SET EXERCISE:
Go through the entries below and pick out every line with "into".

--- BEGIN DATA FOR THIS TASK ---

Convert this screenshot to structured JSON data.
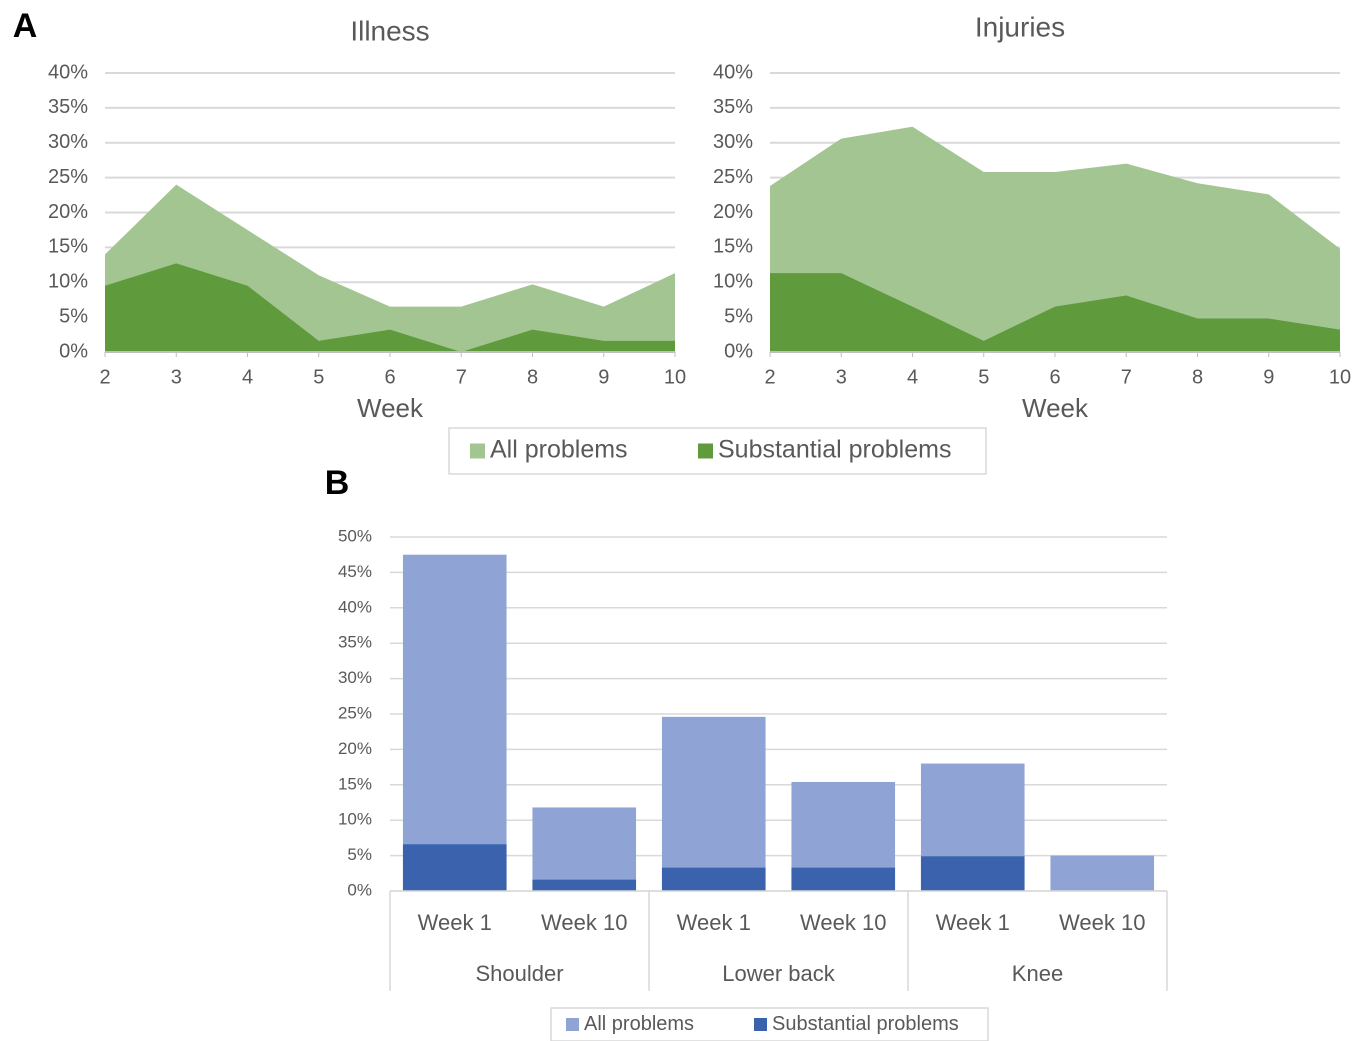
{
  "chart_data": [
    {
      "panel": "A",
      "type": "area",
      "title": "Illness",
      "x_label": "Week",
      "x": [
        2,
        3,
        4,
        5,
        6,
        7,
        8,
        9,
        10
      ],
      "xlim": [
        2,
        10
      ],
      "xticks": [
        2,
        3,
        4,
        5,
        6,
        7,
        8,
        9,
        10
      ],
      "ylim": [
        0,
        40
      ],
      "yticks": [
        {
          "value": 0,
          "label": "0%"
        },
        {
          "value": 5,
          "label": "5%"
        },
        {
          "value": 10,
          "label": "10%"
        },
        {
          "value": 15,
          "label": "15%"
        },
        {
          "value": 20,
          "label": "20%"
        },
        {
          "value": 25,
          "label": "25%"
        },
        {
          "value": 30,
          "label": "30%"
        },
        {
          "value": 35,
          "label": "35%"
        },
        {
          "value": 40,
          "label": "40%"
        }
      ],
      "grid": true,
      "series": [
        {
          "name": "All problems",
          "color": "#a2c592",
          "values": [
            14,
            24,
            17.5,
            11,
            6.5,
            6.5,
            9.7,
            6.5,
            11.3
          ]
        },
        {
          "name": "Substantial problems",
          "color": "#5f9a3c",
          "values": [
            9.5,
            12.7,
            9.5,
            1.6,
            3.2,
            0,
            3.2,
            1.6,
            1.6
          ]
        }
      ]
    },
    {
      "type": "area",
      "title": "Injuries",
      "x_label": "Week",
      "x": [
        2,
        3,
        4,
        5,
        6,
        7,
        8,
        9,
        10
      ],
      "xlim": [
        2,
        10
      ],
      "xticks": [
        2,
        3,
        4,
        5,
        6,
        7,
        8,
        9,
        10
      ],
      "ylim": [
        0,
        40
      ],
      "yticks": [
        {
          "value": 0,
          "label": "0%"
        },
        {
          "value": 5,
          "label": "5%"
        },
        {
          "value": 10,
          "label": "10%"
        },
        {
          "value": 15,
          "label": "15%"
        },
        {
          "value": 20,
          "label": "20%"
        },
        {
          "value": 25,
          "label": "25%"
        },
        {
          "value": 30,
          "label": "30%"
        },
        {
          "value": 35,
          "label": "35%"
        },
        {
          "value": 40,
          "label": "40%"
        }
      ],
      "grid": true,
      "series": [
        {
          "color": "#a2c592",
          "values": [
            23.8,
            30.6,
            32.3,
            25.8,
            25.8,
            27,
            24.2,
            22.6,
            14.8
          ]
        },
        {
          "color": "#5f9a3c",
          "values": [
            11.3,
            11.3,
            6.5,
            1.6,
            6.5,
            8.1,
            4.8,
            4.8,
            3.2
          ]
        }
      ]
    },
    {
      "panel": "B",
      "type": "bar",
      "categories": [
        "Week 1",
        "Week 10",
        "Week 1",
        "Week 10",
        "Week 1",
        "Week 10"
      ],
      "groups": [
        "Shoulder",
        "Lower back",
        "Knee"
      ],
      "ylim": [
        0,
        50
      ],
      "yticks": [
        {
          "value": 0,
          "label": "0%"
        },
        {
          "value": 5,
          "label": "5%"
        },
        {
          "value": 10,
          "label": "10%"
        },
        {
          "value": 15,
          "label": "15%"
        },
        {
          "value": 20,
          "label": "20%"
        },
        {
          "value": 25,
          "label": "25%"
        },
        {
          "value": 30,
          "label": "30%"
        },
        {
          "value": 35,
          "label": "35%"
        },
        {
          "value": 40,
          "label": "40%"
        },
        {
          "value": 45,
          "label": "45%"
        },
        {
          "value": 50,
          "label": "50%"
        }
      ],
      "grid": true,
      "series": [
        {
          "name": "All problems",
          "color": "#8fa3d4",
          "values": [
            47.5,
            11.8,
            24.6,
            15.4,
            18,
            5
          ]
        },
        {
          "name": "Substantial problems",
          "color": "#3a62ad",
          "values": [
            6.6,
            1.6,
            3.3,
            3.3,
            4.9,
            0
          ]
        }
      ]
    }
  ]
}
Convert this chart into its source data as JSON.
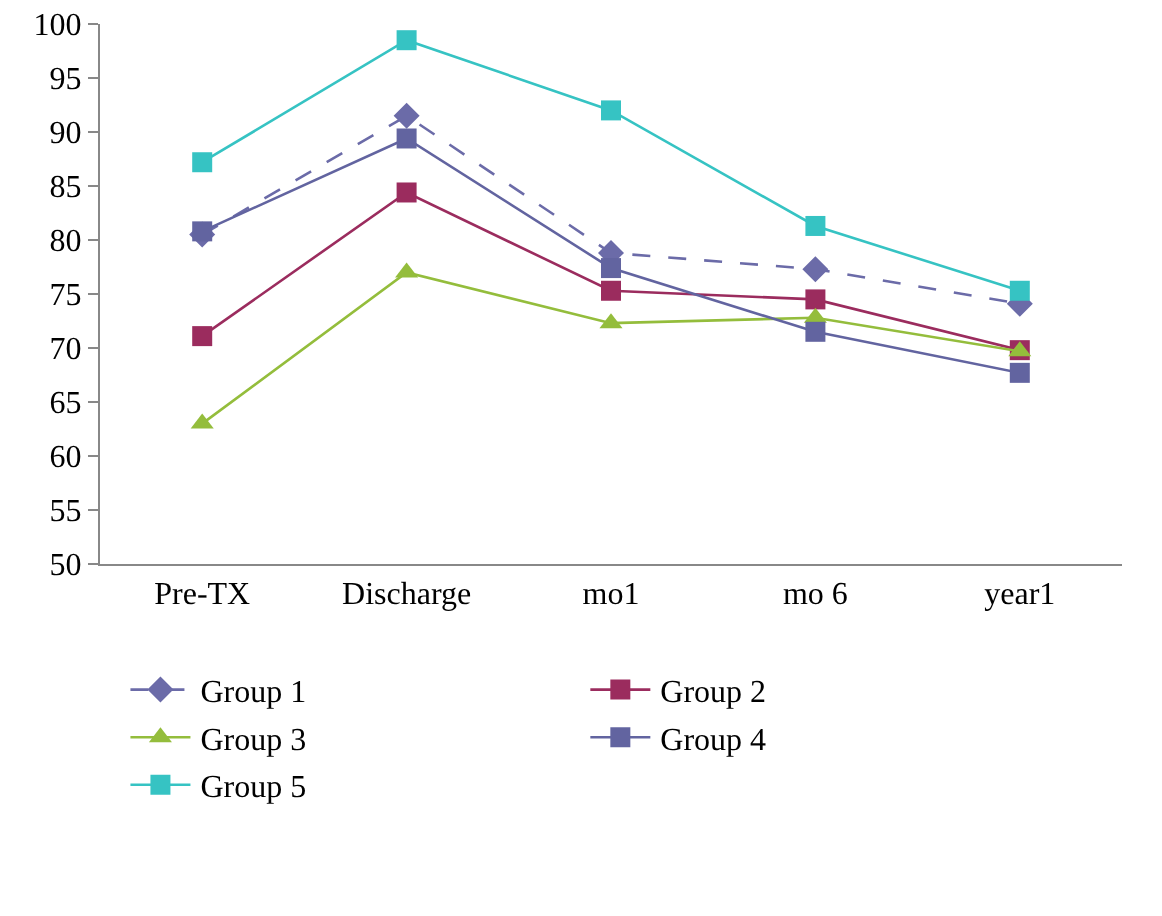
{
  "chart_data": {
    "type": "line",
    "categories": [
      "Pre-TX",
      "Discharge",
      "mo1",
      "mo 6",
      "year1"
    ],
    "series": [
      {
        "name": "Group 1",
        "color": "#6b6ba8",
        "line_style": "dashed",
        "marker": "diamond",
        "values": [
          80.5,
          91.5,
          78.8,
          77.3,
          74.1
        ]
      },
      {
        "name": "Group 2",
        "color": "#9b2c5e",
        "line_style": "solid",
        "marker": "square",
        "values": [
          71.1,
          84.4,
          75.3,
          74.5,
          69.8
        ]
      },
      {
        "name": "Group 3",
        "color": "#94bd3c",
        "line_style": "solid",
        "marker": "triangle",
        "values": [
          63,
          77,
          72.3,
          72.8,
          69.7
        ]
      },
      {
        "name": "Group 4",
        "color": "#6264a0",
        "line_style": "solid",
        "marker": "square",
        "values": [
          80.8,
          89.4,
          77.4,
          71.5,
          67.7
        ]
      },
      {
        "name": "Group 5",
        "color": "#36c3c3",
        "line_style": "solid",
        "marker": "square",
        "values": [
          87.2,
          98.5,
          92,
          81.3,
          75.3
        ]
      }
    ],
    "ylim": [
      50,
      100
    ],
    "yticks": [
      50,
      55,
      60,
      65,
      70,
      75,
      80,
      85,
      90,
      95,
      100
    ],
    "grid": false,
    "legend": "bottom"
  }
}
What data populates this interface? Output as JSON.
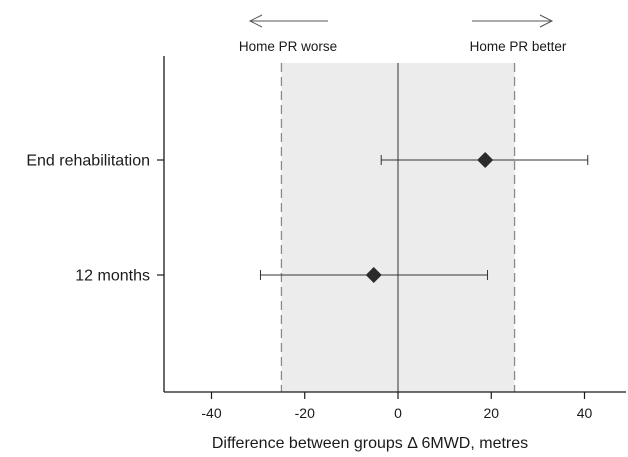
{
  "chart_data": {
    "type": "forest",
    "xlabel": "Difference between groups Δ 6MWD, metres",
    "xlim": [
      -50,
      50
    ],
    "xticks": [
      -40,
      -20,
      0,
      20,
      40
    ],
    "reference_line": 0,
    "equivalence_margin": [
      -25,
      25
    ],
    "direction_labels": {
      "left": "Home PR worse",
      "right": "Home PR better"
    },
    "series": [
      {
        "label": "End rehabilitation",
        "estimate": 18.7,
        "ci_low": -3.6,
        "ci_high": 40.7
      },
      {
        "label": "12 months",
        "estimate": -5.2,
        "ci_low": -29.5,
        "ci_high": 19.2
      }
    ],
    "colors": {
      "shade": "#ececec",
      "axis": "#1a1a1a",
      "marker": "#2b2b2b",
      "margin_line": "#8a8a8a"
    }
  }
}
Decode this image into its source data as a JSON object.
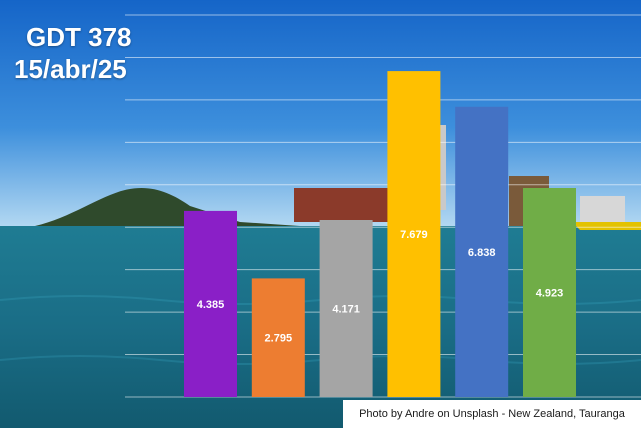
{
  "title": {
    "line1": "GDT 378",
    "line2": "15/abr/25"
  },
  "caption": "Photo by Andre on Unsplash - New Zealand, Tauranga",
  "chart_data": {
    "type": "bar",
    "categories": [
      "",
      "",
      "",
      "",
      "",
      ""
    ],
    "values": [
      4.385,
      2.795,
      4.171,
      7.679,
      6.838,
      4.923
    ],
    "data_labels": [
      "4.385",
      "2.795",
      "4.171",
      "7.679",
      "6.838",
      "4.923"
    ],
    "colors": [
      "#8a1fc7",
      "#ed7d31",
      "#a5a5a5",
      "#ffc000",
      "#4472c4",
      "#70ad47"
    ],
    "ylim": [
      0,
      9
    ],
    "grid": true,
    "title": "",
    "xlabel": "",
    "ylabel": ""
  }
}
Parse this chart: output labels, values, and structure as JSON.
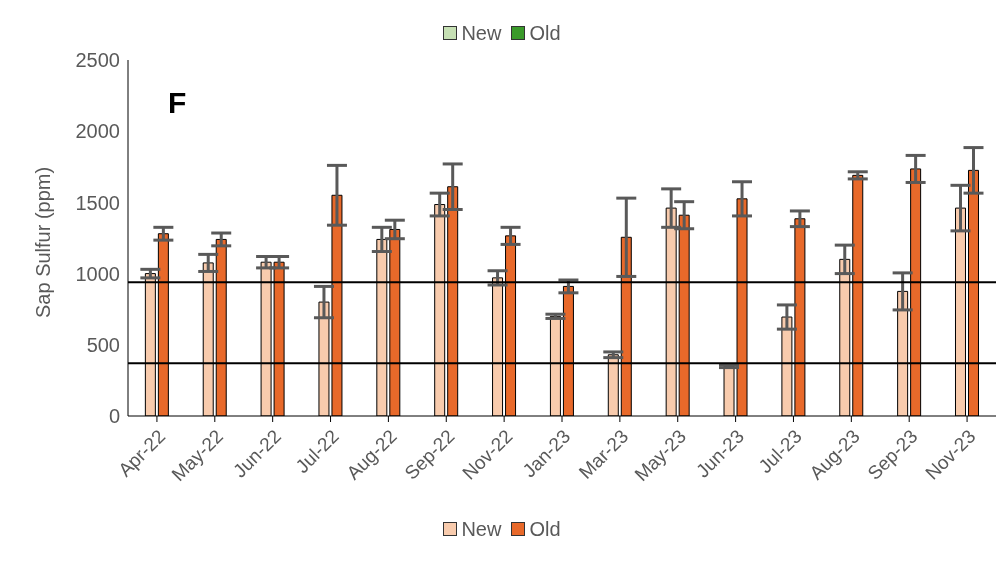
{
  "chart_data": {
    "type": "bar",
    "ylabel": "Sap Sulfur (ppm)",
    "categories": [
      "Apr-22",
      "May-22",
      "Jun-22",
      "Jul-22",
      "Aug-22",
      "Sep-22",
      "Nov-22",
      "Jan-23",
      "Mar-23",
      "May-23",
      "Jun-23",
      "Jul-23",
      "Aug-23",
      "Sep-23",
      "Nov-23"
    ],
    "series": [
      {
        "name": "New",
        "color": "#c6e0b4",
        "values": [
          null,
          null,
          null,
          null,
          null,
          null,
          null,
          null,
          null,
          null,
          null,
          null,
          null,
          null,
          null
        ]
      },
      {
        "name": "Old",
        "color": "#3a9a2a",
        "values": [
          null,
          null,
          null,
          null,
          null,
          null,
          null,
          null,
          null,
          null,
          null,
          null,
          null,
          null,
          null
        ]
      },
      {
        "name": "New",
        "color": "#f8cbad",
        "values": [
          1000,
          1075,
          1080,
          800,
          1240,
          1485,
          970,
          700,
          430,
          1460,
          350,
          695,
          1100,
          875,
          1460
        ],
        "errors": [
          30,
          60,
          40,
          110,
          85,
          80,
          50,
          15,
          20,
          135,
          10,
          85,
          100,
          130,
          160
        ]
      },
      {
        "name": "Old",
        "color": "#e8692a",
        "values": [
          1280,
          1240,
          1080,
          1550,
          1310,
          1610,
          1265,
          910,
          1255,
          1410,
          1525,
          1385,
          1690,
          1735,
          1725
        ],
        "errors": [
          45,
          45,
          40,
          210,
          65,
          160,
          60,
          45,
          275,
          95,
          120,
          55,
          25,
          95,
          160
        ]
      }
    ],
    "ylim": [
      0,
      2500
    ],
    "yticks": [
      0,
      500,
      1000,
      1500,
      2000,
      2500
    ],
    "ref_lines": [
      {
        "axis": "y",
        "value": 940,
        "color": "#000000"
      },
      {
        "axis": "y",
        "value": 370,
        "color": "#000000"
      }
    ],
    "annotations": [
      "F"
    ],
    "grid": false,
    "legend": "bottom"
  }
}
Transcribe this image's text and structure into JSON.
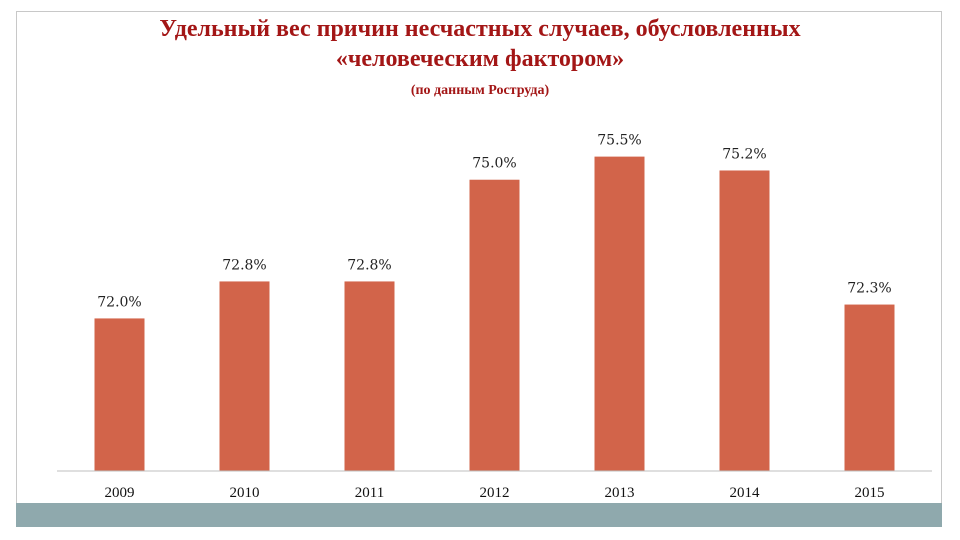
{
  "title": {
    "line1": "Удельный вес причин несчастных случаев, обусловленных",
    "line2": "«человеческим фактором»"
  },
  "subtitle": "(по данным Роструда)",
  "colors": {
    "bar": "#d2644a",
    "title": "#a31616",
    "footer": "#8fa9ad"
  },
  "chart_data": {
    "type": "bar",
    "categories": [
      "2009",
      "2010",
      "2011",
      "2012",
      "2013",
      "2014",
      "2015"
    ],
    "values": [
      72.0,
      72.8,
      72.8,
      75.0,
      75.5,
      75.2,
      72.3
    ],
    "data_labels": [
      "72.0%",
      "72.8%",
      "72.8%",
      "75.0%",
      "75.5%",
      "75.2%",
      "72.3%"
    ],
    "title": "Удельный вес причин несчастных случаев, обусловленных «человеческим фактором»",
    "subtitle": "(по данным Роструда)",
    "xlabel": "",
    "ylabel": "",
    "ylim": [
      68.7,
      76.4
    ],
    "grid": false,
    "legend": "none"
  }
}
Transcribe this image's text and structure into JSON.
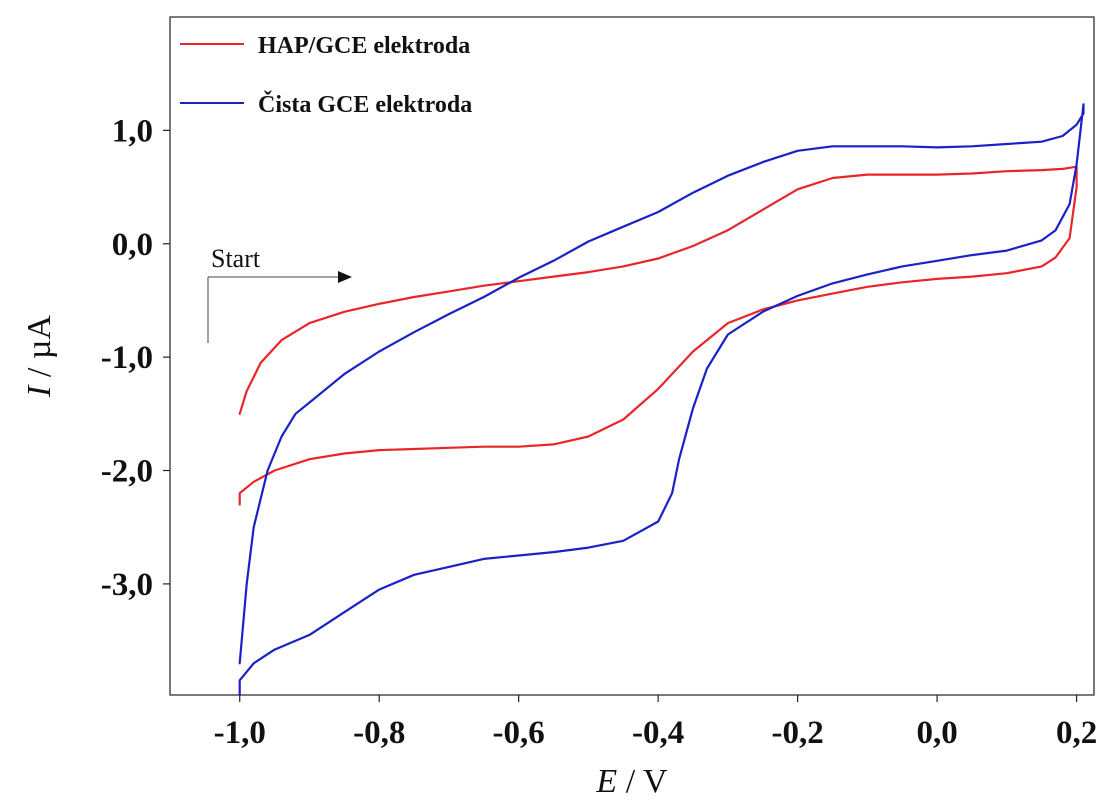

--- END DATA FOR THIS TASK ---

EXERCISE OUTPUT:
Convert this chart into its source data as JSON.
Decode this image into its source data as a JSON object.
Transcribe this image's text and structure into JSON.
Transcribe this image's text and structure into JSON.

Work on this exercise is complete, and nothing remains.